EXERCISE INSTRUCTIONS.
Draw out every line with the word "Crypto" from the listing below.

= = = = = = =

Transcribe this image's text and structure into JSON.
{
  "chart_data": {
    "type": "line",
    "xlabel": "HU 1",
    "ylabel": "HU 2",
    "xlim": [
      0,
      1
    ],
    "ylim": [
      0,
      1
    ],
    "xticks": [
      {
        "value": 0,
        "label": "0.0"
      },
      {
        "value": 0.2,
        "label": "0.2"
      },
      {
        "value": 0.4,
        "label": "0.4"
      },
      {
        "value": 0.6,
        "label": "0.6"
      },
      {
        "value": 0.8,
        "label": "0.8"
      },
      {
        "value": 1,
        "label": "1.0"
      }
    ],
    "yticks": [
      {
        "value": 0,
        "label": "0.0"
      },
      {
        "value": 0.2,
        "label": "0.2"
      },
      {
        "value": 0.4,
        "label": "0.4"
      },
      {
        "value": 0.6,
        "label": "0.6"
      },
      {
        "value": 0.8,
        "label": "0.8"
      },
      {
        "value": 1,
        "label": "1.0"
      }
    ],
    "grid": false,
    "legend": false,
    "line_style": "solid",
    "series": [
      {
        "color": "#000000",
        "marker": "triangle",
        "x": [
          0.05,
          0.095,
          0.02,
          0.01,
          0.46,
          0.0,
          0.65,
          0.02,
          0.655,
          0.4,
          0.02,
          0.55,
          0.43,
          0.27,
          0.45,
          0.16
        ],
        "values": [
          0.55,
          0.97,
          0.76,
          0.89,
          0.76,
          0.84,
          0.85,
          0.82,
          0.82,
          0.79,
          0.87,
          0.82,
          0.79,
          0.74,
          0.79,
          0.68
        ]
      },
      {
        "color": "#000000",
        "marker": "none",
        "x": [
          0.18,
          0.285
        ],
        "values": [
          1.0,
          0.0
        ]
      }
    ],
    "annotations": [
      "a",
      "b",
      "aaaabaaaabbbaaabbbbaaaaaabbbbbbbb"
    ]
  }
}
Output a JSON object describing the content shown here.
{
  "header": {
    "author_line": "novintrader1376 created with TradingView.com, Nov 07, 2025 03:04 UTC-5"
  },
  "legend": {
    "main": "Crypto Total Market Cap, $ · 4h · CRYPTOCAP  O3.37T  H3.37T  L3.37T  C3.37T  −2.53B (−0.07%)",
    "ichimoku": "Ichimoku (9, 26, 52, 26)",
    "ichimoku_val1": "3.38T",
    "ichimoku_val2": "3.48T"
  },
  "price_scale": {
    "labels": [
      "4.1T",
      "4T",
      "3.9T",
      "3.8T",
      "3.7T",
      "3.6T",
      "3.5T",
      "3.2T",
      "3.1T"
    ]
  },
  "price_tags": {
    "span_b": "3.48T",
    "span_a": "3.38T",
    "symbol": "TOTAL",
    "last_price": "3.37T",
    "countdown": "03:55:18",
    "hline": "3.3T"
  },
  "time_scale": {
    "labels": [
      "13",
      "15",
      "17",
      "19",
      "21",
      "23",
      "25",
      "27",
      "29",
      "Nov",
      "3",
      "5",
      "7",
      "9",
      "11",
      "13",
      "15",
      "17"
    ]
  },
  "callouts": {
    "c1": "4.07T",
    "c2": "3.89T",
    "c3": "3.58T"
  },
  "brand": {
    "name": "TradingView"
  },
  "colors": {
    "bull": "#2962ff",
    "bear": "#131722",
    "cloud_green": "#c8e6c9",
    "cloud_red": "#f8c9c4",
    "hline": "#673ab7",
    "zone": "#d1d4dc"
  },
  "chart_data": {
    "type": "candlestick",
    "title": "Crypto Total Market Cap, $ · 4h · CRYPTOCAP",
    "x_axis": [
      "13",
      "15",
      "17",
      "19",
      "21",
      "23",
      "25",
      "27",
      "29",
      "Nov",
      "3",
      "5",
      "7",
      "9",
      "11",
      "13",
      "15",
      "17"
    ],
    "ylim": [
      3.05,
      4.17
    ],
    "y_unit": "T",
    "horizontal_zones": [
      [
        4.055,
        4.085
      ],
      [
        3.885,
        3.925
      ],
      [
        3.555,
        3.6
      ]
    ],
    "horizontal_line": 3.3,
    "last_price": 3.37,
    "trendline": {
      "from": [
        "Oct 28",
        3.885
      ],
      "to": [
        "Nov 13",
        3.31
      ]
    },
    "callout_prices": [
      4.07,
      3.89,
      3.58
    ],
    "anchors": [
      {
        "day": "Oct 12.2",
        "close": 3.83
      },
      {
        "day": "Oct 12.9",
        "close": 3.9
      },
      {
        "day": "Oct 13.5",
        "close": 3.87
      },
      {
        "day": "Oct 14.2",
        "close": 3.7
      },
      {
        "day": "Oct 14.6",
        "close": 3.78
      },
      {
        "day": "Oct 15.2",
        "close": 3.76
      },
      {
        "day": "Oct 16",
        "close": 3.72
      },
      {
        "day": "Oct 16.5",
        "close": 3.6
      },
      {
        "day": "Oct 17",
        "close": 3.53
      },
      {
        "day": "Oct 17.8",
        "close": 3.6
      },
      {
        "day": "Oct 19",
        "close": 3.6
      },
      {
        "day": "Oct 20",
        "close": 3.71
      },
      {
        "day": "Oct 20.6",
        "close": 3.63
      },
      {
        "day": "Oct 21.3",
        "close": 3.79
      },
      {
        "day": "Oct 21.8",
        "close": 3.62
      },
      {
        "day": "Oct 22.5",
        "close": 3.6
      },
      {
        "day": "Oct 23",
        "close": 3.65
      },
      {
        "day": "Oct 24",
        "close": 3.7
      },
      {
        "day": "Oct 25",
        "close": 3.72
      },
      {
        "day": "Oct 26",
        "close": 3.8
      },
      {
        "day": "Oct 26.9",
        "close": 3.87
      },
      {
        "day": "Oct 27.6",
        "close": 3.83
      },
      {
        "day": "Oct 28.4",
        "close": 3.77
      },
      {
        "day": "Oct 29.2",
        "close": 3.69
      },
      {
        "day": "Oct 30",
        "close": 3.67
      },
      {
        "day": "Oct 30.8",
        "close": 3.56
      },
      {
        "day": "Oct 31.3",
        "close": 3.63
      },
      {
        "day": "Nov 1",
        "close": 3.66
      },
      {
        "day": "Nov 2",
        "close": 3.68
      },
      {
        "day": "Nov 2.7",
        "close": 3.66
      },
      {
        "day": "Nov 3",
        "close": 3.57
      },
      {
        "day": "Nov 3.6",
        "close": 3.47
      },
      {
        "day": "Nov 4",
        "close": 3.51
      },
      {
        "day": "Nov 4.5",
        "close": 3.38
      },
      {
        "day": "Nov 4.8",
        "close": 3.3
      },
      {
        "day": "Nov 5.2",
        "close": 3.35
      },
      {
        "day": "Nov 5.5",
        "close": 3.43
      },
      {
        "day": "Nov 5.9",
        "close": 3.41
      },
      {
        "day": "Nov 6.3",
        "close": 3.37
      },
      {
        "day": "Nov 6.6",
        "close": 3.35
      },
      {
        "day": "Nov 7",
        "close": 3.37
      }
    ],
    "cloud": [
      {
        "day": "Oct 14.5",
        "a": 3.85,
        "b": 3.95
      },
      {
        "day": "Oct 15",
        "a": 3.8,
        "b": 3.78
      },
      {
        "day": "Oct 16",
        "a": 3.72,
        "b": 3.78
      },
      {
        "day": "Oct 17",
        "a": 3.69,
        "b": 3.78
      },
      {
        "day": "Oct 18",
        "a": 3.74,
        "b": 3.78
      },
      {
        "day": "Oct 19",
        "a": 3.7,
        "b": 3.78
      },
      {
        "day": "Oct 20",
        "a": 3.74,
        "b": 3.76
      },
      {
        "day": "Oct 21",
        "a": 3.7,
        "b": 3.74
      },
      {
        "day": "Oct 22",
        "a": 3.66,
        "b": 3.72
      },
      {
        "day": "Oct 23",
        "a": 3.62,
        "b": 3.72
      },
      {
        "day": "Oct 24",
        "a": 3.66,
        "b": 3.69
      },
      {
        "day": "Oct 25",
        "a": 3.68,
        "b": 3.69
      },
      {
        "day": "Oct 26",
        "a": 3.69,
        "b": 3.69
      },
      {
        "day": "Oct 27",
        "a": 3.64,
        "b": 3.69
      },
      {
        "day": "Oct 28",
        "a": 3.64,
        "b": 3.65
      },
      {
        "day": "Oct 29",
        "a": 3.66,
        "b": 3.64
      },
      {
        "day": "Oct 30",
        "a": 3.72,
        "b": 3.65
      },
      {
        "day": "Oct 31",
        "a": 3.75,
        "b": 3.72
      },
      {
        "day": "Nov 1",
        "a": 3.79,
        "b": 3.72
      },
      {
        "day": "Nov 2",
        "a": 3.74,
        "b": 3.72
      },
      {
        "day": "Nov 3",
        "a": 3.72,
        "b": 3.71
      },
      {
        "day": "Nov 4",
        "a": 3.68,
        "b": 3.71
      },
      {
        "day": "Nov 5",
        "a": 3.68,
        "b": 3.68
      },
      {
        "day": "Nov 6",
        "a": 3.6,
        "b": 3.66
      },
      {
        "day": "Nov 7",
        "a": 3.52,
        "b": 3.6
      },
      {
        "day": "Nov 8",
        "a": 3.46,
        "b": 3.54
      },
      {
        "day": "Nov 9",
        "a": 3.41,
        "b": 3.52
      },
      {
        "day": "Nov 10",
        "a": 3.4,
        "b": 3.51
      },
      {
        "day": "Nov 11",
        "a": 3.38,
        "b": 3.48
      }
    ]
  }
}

= = = = = = =

PROBLEM SOLUTION.
    "main": "Crypto Total Market Cap, $ · 4h · CRYPTOCAP  O3.37T  H3.37T  L3.37T  C3.37T  −2.53B (−0.07%)",
    "title": "Crypto Total Market Cap, $ · 4h · CRYPTOCAP",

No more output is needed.